::: DATA EXCERPTS
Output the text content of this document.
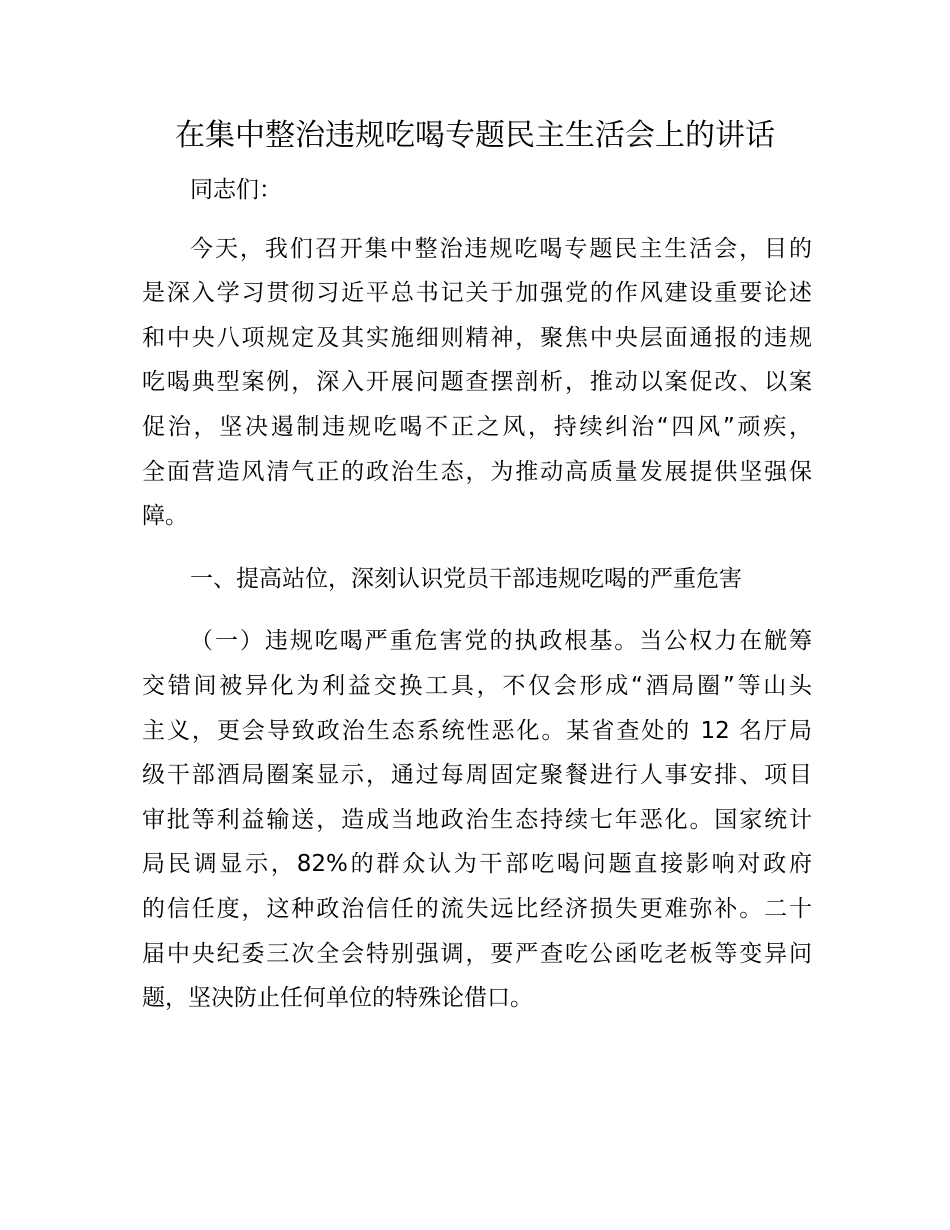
在集中整治违规吃喝专题民主生活会上的讲话

同志们：

今天，我们召开集中整治违规吃喝专题民主生活会，目的
是深入学习贯彻习近平总书记关于加强党的作风建设重要论述
和中央八项规定及其实施细则精神，聚焦中央层面通报的违规
吃喝典型案例，深入开展问题查摆剖析，推动以案促改、以案
促治，坚决遏制违规吃喝不正之风，持续纠治“四风”顽疾，
全面营造风清气正的政治生态，为推动高质量发展提供坚强保
障。

一、提高站位，深刻认识党员干部违规吃喝的严重危害

（一）违规吃喝严重危害党的执政根基。当公权力在觥筹
交错间被异化为利益交换工具，不仅会形成“酒局圈”等山头
主义，更会导致政治生态系统性恶化。某省查处的 12 名厅局
级干部酒局圈案显示，通过每周固定聚餐进行人事安排、项目
审批等利益输送，造成当地政治生态持续七年恶化。国家统计
局民调显示，82%的群众认为干部吃喝问题直接影响对政府
的信任度，这种政治信任的流失远比经济损失更难弥补。二十
届中央纪委三次全会特别强调，要严查吃公函吃老板等变异问
题，坚决防止任何单位的特殊论借口。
::::::
> **REQUEST**
Print every entry above again without changing a word, and omit the pictures.

> **OUTPUT FOR THIS EXERCISE**
Output the text content of this document.
在集中整治违规吃喝专题民主生活会上的讲话

同志们：

今天，我们召开集中整治违规吃喝专题民主生活会，目的
是深入学习贯彻习近平总书记关于加强党的作风建设重要论述
和中央八项规定及其实施细则精神，聚焦中央层面通报的违规
吃喝典型案例，深入开展问题查摆剖析，推动以案促改、以案
促治，坚决遏制违规吃喝不正之风，持续纠治“四风”顽疾，
全面营造风清气正的政治生态，为推动高质量发展提供坚强保
障。

一、提高站位，深刻认识党员干部违规吃喝的严重危害

（一）违规吃喝严重危害党的执政根基。当公权力在觥筹
交错间被异化为利益交换工具，不仅会形成“酒局圈”等山头
主义，更会导致政治生态系统性恶化。某省查处的 12 名厅局
级干部酒局圈案显示，通过每周固定聚餐进行人事安排、项目
审批等利益输送，造成当地政治生态持续七年恶化。国家统计
局民调显示，82%的群众认为干部吃喝问题直接影响对政府
的信任度，这种政治信任的流失远比经济损失更难弥补。二十
届中央纪委三次全会特别强调，要严查吃公函吃老板等变异问
题，坚决防止任何单位的特殊论借口。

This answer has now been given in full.